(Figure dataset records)
>>>

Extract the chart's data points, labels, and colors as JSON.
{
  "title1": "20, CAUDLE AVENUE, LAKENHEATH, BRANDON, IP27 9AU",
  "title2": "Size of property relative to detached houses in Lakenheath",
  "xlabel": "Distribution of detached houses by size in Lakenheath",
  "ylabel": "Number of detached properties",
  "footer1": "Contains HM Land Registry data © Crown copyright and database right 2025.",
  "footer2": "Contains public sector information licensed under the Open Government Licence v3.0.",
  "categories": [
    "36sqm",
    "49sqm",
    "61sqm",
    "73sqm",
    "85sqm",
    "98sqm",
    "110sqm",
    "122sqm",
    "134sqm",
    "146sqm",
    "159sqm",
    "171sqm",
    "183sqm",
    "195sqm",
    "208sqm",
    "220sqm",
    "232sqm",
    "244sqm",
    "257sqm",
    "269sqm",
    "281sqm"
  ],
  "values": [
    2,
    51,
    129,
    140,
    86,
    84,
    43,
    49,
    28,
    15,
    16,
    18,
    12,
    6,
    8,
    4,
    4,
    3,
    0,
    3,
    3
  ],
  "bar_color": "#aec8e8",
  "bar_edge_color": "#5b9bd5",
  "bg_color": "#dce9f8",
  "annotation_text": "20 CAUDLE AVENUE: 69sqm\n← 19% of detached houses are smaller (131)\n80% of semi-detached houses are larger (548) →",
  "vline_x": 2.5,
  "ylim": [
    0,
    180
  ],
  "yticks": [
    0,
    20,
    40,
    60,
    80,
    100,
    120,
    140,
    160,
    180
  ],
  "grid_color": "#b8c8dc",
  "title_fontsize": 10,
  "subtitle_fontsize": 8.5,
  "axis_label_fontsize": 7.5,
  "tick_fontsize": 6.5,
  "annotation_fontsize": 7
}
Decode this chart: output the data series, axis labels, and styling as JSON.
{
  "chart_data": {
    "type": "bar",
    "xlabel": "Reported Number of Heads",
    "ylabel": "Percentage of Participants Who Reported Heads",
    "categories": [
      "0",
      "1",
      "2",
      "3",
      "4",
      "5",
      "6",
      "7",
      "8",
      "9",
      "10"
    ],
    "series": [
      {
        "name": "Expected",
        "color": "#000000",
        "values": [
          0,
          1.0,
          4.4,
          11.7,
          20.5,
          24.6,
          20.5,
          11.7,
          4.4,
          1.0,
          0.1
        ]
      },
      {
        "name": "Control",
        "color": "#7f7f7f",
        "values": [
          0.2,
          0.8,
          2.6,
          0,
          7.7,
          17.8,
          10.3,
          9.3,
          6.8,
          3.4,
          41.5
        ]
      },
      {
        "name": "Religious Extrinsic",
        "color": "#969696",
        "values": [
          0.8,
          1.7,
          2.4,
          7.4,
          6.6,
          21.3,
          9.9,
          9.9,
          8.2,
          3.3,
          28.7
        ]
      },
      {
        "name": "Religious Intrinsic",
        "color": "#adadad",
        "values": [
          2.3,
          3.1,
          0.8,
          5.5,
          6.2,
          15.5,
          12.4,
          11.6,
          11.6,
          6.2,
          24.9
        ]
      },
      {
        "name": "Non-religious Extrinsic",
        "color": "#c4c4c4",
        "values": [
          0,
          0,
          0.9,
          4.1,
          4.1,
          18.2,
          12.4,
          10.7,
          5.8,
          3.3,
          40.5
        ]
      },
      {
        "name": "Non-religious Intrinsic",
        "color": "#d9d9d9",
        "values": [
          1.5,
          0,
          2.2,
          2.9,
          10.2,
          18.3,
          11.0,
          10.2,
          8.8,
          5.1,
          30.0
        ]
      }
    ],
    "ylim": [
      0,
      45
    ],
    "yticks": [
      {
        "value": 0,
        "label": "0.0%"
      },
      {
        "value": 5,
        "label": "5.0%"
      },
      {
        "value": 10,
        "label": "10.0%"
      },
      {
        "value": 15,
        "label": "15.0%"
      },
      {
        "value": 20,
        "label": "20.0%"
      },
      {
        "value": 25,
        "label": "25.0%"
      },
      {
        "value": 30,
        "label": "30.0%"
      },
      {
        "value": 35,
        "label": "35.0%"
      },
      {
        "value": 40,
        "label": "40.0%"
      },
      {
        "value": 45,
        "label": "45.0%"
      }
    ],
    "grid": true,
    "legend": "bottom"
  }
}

<<<

### What you have to do:
Scan the lines above for "labels", then copy every one that has it.

### Response for this exercise:
Extract the chart's data points, labels, and colors as JSON.
Decode this chart: output the data series, axis labels, and styling as JSON.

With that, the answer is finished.